* To be done
From the start of the entries through the line containing "data-label: 14.6 — [902, 348, 1046, 431]", swap "bar-segment" for "bar-section" and write out those lines again with nothing else altered.

Region annotation entries:
——————
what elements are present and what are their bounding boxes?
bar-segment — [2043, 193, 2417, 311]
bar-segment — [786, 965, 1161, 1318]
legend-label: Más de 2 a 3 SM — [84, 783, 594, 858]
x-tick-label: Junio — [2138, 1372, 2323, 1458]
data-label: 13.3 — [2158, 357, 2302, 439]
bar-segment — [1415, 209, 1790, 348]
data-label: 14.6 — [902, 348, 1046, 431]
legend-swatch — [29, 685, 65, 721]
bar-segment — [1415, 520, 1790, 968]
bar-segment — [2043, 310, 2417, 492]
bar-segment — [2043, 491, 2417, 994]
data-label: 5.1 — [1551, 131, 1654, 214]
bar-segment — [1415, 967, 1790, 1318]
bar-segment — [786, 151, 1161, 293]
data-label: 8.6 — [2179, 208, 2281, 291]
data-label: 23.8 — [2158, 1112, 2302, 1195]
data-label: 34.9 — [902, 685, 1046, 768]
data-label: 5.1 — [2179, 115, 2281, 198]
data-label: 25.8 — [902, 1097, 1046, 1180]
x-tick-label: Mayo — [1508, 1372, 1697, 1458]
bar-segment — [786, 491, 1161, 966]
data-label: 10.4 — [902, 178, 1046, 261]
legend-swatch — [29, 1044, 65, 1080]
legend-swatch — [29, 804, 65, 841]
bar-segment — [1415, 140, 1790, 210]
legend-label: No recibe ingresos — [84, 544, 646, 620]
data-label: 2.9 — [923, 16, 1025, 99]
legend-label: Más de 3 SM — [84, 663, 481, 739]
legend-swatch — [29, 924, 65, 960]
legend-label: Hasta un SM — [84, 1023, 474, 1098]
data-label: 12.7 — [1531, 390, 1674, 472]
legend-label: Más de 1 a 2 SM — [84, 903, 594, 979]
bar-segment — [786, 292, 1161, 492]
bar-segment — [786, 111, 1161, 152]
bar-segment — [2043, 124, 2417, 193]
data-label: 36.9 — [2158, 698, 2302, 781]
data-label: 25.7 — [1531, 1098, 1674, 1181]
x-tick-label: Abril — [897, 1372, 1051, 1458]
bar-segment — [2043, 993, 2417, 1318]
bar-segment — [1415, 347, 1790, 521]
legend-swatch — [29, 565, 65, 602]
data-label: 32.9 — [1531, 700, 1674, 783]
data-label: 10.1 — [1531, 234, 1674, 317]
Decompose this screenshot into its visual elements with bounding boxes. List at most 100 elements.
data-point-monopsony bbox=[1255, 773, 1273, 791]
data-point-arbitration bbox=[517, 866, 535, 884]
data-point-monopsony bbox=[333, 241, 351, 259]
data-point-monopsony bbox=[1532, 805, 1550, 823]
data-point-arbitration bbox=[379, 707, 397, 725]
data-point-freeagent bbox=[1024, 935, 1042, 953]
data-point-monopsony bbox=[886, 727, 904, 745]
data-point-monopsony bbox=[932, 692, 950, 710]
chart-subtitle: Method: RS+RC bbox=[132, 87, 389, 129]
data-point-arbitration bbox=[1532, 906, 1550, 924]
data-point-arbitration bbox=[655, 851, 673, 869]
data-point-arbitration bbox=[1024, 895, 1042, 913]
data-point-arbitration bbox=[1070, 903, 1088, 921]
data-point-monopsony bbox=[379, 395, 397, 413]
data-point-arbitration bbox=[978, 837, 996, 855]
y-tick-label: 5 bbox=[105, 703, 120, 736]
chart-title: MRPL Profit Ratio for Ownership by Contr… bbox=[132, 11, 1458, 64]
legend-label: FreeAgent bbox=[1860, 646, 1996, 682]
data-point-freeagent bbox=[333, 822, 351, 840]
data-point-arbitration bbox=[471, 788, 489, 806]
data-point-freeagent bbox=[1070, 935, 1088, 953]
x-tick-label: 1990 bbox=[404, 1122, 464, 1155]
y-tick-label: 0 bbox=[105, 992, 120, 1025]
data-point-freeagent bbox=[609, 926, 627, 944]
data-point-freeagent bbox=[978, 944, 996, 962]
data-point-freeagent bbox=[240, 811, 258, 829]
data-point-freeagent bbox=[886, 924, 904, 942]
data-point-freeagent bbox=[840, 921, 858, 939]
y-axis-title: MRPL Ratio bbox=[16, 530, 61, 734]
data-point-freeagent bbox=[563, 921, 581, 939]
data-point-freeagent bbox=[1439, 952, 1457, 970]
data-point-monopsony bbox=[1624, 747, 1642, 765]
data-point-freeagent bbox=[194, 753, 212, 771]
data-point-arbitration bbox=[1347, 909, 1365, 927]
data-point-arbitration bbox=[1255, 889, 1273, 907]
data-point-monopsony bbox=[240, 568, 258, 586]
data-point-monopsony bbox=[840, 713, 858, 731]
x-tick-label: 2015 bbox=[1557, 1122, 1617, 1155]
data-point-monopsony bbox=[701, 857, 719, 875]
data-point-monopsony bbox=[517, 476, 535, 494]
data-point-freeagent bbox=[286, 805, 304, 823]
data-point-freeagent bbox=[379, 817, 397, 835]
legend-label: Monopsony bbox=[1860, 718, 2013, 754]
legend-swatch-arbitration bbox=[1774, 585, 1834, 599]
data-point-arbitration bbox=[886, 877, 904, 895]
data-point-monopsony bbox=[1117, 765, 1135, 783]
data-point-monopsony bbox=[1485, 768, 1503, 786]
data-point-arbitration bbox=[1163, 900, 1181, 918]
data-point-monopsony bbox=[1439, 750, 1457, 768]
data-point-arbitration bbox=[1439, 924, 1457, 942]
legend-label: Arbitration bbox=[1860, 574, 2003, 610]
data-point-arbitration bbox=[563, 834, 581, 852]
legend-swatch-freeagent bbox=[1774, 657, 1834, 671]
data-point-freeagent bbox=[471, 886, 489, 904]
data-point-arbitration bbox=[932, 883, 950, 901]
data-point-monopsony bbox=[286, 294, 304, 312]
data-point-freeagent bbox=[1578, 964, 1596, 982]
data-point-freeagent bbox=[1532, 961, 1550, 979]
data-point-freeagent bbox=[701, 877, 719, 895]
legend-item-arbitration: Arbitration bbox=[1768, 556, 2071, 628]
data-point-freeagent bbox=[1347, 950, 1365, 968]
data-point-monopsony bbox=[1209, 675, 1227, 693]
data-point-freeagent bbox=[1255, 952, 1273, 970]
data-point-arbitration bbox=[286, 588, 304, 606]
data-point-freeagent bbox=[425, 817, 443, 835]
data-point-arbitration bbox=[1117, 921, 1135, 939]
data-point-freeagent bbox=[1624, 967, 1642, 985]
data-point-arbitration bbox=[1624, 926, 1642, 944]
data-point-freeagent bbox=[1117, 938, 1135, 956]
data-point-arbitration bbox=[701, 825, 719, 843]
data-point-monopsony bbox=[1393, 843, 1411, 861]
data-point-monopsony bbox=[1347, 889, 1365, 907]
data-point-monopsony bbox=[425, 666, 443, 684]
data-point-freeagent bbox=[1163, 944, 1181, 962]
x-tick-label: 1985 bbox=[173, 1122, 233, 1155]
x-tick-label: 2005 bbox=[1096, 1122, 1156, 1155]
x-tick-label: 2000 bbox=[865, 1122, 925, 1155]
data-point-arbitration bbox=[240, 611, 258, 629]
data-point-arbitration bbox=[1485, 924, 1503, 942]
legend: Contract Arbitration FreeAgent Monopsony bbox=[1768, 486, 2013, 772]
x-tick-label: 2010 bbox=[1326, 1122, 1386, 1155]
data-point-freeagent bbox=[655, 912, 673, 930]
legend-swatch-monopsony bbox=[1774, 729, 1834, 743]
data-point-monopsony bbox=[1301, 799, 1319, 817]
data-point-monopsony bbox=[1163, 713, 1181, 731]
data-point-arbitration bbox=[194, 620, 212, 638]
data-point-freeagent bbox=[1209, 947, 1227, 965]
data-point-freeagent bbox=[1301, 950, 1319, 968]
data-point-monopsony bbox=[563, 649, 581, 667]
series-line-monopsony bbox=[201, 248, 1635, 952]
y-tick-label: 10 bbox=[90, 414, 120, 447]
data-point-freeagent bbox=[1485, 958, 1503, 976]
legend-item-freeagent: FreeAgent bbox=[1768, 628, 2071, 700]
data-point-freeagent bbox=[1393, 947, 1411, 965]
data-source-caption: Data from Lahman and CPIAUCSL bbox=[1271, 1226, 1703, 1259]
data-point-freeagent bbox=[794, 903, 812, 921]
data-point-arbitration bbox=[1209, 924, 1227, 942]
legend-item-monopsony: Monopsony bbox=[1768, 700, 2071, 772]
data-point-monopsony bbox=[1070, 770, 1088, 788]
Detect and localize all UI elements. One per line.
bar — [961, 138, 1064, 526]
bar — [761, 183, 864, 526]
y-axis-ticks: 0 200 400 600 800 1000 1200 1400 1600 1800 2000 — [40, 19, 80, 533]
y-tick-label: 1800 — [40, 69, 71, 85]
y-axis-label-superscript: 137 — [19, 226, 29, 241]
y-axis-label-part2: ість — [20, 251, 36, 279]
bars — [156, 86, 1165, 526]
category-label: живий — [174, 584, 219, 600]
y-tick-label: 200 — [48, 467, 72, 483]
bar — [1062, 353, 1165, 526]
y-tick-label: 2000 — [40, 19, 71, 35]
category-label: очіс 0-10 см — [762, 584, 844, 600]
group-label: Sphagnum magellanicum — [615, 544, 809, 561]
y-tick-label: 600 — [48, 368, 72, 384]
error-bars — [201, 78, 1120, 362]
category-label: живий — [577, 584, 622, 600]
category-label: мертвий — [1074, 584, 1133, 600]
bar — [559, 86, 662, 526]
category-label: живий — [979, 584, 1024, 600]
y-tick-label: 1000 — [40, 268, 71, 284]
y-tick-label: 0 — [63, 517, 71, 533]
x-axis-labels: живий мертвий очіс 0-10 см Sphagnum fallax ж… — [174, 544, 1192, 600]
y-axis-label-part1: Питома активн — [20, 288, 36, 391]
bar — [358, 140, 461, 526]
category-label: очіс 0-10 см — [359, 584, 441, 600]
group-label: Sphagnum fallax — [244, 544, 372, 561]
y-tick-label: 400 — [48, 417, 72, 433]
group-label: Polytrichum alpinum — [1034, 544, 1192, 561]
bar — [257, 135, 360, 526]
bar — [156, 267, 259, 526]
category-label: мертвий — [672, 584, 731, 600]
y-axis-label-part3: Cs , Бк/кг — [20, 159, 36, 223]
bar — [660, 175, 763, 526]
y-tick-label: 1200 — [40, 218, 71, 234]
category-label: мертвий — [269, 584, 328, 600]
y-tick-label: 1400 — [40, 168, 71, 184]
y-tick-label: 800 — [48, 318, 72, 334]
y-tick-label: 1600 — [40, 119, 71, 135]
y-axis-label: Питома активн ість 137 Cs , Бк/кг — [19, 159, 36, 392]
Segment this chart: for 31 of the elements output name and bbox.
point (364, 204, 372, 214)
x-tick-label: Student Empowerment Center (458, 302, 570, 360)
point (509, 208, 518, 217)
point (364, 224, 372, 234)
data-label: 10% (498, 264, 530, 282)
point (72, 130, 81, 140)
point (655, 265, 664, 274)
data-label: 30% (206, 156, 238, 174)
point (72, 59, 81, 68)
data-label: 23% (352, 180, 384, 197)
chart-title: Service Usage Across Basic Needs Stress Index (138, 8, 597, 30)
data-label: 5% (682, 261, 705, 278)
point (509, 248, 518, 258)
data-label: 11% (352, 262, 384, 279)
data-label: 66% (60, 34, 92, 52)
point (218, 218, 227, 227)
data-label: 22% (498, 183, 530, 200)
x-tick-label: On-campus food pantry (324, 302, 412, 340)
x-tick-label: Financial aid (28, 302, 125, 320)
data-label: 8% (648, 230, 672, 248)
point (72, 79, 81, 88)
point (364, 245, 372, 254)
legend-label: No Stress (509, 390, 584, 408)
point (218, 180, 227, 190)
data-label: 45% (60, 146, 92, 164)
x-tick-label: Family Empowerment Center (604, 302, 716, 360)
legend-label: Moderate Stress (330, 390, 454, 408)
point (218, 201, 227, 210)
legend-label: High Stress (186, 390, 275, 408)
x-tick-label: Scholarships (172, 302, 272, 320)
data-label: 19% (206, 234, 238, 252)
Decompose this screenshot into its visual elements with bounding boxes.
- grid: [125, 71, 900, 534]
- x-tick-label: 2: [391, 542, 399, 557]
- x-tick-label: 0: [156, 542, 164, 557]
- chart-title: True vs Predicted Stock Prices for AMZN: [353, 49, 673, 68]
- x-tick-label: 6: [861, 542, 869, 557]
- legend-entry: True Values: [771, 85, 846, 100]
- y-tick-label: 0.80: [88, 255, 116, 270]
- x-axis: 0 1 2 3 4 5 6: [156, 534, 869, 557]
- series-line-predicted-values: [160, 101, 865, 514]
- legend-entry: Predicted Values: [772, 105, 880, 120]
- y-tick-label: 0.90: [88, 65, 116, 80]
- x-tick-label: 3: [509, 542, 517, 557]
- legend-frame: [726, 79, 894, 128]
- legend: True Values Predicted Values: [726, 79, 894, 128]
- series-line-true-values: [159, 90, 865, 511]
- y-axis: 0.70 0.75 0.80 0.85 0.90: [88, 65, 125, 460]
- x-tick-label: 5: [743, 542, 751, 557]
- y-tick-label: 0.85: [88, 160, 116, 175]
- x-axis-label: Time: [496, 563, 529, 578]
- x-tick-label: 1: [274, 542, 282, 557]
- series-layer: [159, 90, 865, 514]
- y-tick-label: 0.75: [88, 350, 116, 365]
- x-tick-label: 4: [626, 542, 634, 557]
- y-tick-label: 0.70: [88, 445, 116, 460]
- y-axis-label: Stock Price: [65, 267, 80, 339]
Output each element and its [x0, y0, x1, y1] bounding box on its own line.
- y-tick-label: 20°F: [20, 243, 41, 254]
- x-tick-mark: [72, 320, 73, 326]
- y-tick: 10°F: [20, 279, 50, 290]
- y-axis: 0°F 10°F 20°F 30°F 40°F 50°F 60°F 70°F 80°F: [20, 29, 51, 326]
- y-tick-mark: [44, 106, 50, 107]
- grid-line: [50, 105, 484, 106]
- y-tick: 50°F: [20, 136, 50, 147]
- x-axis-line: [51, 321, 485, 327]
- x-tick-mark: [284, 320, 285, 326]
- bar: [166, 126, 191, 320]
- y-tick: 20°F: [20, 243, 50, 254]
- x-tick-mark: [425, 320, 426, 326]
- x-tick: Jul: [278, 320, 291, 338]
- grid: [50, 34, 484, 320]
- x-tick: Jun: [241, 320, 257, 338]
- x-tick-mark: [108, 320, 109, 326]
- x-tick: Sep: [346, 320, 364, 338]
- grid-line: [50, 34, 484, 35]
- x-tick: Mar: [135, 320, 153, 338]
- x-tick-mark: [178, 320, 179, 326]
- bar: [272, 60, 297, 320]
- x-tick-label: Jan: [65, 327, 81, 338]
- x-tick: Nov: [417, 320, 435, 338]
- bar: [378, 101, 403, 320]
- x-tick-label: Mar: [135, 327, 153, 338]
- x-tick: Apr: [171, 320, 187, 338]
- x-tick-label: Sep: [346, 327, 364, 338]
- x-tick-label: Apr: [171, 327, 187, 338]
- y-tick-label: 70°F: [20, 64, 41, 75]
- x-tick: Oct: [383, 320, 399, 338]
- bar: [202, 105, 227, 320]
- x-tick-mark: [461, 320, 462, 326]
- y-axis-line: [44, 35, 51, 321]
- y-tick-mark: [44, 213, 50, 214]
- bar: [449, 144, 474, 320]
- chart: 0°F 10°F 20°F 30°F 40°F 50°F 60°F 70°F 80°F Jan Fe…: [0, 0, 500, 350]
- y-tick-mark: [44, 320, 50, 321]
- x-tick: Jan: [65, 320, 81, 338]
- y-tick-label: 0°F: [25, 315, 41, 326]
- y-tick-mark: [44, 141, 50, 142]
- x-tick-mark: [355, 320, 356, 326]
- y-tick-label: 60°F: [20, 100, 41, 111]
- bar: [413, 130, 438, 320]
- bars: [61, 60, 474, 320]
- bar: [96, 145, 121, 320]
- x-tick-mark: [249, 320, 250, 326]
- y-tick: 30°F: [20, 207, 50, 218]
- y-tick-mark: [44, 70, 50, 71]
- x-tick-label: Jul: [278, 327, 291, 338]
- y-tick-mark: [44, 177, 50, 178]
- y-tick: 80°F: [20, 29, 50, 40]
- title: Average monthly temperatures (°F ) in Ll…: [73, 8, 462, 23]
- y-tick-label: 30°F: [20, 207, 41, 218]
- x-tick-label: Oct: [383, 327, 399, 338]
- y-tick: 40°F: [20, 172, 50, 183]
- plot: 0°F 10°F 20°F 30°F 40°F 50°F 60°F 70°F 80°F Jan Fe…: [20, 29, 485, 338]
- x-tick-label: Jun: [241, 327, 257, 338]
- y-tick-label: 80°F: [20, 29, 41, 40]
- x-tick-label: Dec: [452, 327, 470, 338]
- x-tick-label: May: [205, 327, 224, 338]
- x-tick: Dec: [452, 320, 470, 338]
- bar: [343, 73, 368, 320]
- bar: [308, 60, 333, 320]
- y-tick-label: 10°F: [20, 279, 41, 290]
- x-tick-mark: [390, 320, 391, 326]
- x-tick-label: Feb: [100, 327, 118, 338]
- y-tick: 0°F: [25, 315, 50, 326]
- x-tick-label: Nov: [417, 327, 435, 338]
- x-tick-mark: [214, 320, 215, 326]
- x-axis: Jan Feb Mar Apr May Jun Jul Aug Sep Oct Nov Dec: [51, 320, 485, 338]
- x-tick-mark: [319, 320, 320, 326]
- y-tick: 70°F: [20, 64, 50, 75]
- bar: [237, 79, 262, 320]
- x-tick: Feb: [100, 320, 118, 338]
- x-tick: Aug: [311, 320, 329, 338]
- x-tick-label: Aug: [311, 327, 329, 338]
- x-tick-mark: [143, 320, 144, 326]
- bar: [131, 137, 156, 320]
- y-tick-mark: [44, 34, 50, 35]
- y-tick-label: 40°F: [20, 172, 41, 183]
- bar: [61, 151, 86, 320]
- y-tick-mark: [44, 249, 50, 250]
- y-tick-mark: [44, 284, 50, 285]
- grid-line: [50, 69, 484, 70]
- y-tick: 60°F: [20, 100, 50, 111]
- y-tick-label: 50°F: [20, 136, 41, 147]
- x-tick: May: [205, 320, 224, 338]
——————
* Correct output
what elements are present and what are their bounding boxes?
bar-section — [2043, 193, 2417, 311]
bar-section — [786, 965, 1161, 1318]
legend-label: Más de 2 a 3 SM — [84, 783, 594, 858]
x-tick-label: Junio — [2138, 1372, 2323, 1458]
data-label: 13.3 — [2158, 357, 2302, 439]
bar-section — [1415, 209, 1790, 348]
data-label: 14.6 — [902, 348, 1046, 431]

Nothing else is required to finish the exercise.